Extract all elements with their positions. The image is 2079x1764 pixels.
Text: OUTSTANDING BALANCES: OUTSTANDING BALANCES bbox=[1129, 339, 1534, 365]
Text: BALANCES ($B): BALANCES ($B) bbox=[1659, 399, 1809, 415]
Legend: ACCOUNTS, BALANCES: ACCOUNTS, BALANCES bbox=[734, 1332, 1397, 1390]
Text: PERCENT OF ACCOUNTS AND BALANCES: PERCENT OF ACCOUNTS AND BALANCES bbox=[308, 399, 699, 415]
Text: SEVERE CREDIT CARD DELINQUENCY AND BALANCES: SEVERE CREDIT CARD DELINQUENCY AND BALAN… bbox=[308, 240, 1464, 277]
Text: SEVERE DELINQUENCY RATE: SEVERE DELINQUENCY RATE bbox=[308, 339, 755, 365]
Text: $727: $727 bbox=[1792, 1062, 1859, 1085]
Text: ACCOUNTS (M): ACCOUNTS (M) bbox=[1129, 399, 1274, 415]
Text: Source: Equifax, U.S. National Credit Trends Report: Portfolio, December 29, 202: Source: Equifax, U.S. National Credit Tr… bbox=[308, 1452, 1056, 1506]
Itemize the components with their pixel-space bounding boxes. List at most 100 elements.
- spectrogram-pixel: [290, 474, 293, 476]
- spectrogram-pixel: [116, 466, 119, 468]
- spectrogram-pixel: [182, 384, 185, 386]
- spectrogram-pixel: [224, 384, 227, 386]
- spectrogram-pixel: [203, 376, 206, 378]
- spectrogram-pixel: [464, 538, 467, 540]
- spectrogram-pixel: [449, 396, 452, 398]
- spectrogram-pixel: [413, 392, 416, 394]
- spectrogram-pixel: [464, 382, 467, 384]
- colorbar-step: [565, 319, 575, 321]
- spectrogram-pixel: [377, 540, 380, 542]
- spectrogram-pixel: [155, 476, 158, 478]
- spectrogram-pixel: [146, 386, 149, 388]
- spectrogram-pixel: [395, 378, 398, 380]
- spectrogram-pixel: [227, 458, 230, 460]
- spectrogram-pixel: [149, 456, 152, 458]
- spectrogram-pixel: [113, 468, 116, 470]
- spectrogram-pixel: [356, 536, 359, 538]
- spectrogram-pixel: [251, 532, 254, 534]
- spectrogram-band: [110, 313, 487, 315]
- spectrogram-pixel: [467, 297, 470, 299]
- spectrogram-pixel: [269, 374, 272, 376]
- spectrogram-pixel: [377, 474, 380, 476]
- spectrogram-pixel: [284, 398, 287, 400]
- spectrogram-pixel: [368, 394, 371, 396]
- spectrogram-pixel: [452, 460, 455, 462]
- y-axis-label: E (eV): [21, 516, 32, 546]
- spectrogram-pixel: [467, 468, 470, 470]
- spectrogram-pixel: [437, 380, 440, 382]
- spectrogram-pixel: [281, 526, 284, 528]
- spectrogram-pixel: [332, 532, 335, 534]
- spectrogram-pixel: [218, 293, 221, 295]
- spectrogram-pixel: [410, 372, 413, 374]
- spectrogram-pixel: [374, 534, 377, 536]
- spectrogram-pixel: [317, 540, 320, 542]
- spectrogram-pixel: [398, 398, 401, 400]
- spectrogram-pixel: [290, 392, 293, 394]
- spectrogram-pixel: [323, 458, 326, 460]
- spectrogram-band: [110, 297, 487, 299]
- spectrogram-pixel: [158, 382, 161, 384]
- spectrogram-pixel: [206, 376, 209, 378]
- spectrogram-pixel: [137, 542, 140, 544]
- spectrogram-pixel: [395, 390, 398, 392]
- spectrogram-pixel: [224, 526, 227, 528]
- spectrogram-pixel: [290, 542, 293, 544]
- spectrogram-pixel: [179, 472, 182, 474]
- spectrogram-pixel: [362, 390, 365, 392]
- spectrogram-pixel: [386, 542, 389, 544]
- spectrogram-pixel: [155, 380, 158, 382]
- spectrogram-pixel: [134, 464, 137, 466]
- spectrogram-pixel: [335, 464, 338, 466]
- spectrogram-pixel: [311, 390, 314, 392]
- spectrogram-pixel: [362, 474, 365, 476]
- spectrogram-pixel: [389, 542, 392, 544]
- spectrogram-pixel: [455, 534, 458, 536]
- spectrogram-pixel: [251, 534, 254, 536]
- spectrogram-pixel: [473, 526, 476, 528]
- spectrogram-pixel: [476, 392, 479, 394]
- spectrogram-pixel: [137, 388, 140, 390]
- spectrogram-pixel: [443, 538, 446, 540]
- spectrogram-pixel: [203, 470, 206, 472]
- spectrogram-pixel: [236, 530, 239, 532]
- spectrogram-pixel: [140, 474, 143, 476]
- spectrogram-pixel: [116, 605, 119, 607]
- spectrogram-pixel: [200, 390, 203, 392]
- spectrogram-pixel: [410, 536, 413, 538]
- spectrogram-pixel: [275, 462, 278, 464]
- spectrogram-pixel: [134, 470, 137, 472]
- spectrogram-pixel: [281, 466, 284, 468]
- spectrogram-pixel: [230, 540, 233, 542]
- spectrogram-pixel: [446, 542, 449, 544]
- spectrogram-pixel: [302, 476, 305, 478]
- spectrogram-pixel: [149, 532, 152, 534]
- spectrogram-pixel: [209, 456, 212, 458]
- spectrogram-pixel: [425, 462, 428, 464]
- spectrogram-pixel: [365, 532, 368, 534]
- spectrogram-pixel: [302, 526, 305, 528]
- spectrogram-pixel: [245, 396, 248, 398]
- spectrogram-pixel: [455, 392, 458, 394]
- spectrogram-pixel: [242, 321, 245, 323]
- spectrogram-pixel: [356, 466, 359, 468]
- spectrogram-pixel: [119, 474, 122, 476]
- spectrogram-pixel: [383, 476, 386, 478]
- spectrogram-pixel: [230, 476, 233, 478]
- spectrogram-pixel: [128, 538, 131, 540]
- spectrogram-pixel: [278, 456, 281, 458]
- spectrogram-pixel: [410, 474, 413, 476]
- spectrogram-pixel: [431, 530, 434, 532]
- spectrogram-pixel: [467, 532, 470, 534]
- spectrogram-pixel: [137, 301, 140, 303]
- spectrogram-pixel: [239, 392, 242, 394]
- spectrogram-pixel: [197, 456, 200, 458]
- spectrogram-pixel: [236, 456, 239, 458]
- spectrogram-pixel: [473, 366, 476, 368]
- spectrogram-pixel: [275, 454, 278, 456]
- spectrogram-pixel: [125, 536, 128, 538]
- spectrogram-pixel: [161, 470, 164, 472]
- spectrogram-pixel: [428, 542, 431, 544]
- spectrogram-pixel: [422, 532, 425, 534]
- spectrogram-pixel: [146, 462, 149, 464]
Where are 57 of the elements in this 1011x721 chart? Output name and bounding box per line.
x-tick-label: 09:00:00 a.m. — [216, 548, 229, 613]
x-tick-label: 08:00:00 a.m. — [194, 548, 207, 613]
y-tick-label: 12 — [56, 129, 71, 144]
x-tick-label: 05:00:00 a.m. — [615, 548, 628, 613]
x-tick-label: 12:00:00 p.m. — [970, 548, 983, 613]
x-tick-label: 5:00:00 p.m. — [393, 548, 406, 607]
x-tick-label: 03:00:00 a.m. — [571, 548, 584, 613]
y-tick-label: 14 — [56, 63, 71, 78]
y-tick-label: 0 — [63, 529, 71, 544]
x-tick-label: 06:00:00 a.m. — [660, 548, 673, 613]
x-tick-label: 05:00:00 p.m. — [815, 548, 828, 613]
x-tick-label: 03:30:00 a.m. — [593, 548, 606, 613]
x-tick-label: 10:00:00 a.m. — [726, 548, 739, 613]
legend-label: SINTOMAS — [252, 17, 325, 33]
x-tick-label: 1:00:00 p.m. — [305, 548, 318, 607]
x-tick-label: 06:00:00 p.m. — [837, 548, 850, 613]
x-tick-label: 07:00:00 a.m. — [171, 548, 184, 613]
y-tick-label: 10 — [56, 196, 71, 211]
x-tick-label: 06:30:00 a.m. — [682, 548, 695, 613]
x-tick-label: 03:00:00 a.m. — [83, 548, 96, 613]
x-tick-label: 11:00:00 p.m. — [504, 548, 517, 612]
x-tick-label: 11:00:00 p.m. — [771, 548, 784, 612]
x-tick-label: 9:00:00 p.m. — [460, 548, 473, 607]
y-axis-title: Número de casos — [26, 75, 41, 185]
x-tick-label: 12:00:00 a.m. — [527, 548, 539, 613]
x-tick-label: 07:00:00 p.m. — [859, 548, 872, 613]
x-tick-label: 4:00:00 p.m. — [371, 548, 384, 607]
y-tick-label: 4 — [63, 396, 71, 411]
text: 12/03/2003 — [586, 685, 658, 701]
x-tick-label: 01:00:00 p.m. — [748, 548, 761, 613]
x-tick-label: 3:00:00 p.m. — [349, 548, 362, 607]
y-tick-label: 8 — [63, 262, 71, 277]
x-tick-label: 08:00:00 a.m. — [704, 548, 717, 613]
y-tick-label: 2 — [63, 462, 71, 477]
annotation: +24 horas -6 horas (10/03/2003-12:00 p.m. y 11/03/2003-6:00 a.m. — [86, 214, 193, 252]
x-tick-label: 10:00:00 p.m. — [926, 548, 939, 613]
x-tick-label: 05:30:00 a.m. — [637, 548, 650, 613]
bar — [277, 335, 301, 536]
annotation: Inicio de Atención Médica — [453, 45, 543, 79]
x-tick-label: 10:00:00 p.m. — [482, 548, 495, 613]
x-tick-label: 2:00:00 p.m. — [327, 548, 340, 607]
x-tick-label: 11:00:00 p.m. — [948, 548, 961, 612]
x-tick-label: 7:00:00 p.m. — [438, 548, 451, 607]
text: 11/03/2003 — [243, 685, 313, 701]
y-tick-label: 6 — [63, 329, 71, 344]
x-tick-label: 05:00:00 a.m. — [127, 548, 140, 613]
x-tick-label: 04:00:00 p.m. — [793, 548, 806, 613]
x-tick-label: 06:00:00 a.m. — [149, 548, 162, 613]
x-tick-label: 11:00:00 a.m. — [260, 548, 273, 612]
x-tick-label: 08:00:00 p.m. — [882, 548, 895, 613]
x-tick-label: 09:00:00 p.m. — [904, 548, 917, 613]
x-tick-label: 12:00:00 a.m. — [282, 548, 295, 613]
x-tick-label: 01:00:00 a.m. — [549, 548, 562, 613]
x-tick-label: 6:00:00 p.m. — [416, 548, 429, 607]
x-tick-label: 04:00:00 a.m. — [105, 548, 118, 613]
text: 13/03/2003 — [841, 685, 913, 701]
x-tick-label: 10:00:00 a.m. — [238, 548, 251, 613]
☆ ☆ ☆ ☆ ☆ ☆ ☆
Repeat the material above word for word, from its first line through the line that contains "Text: ACCOUNTS (M): ACCOUNTS", including both of those lines.

## Response to the task
Extract all elements with their positions. The image is 2079x1764 pixels.
Text: OUTSTANDING BALANCES: OUTSTANDING BALANCES bbox=[1129, 339, 1534, 365]
Text: BALANCES ($B): BALANCES ($B) bbox=[1659, 399, 1809, 415]
Legend: ACCOUNTS, BALANCES: ACCOUNTS, BALANCES bbox=[734, 1332, 1397, 1390]
Text: PERCENT OF ACCOUNTS AND BALANCES: PERCENT OF ACCOUNTS AND BALANCES bbox=[308, 399, 699, 415]
Text: SEVERE CREDIT CARD DELINQUENCY AND BALANCES: SEVERE CREDIT CARD DELINQUENCY AND BALAN… bbox=[308, 240, 1464, 277]
Text: SEVERE DELINQUENCY RATE: SEVERE DELINQUENCY RATE bbox=[308, 339, 755, 365]
Text: $727: $727 bbox=[1792, 1062, 1859, 1085]
Text: ACCOUNTS (M): ACCOUNTS (M) bbox=[1129, 399, 1274, 415]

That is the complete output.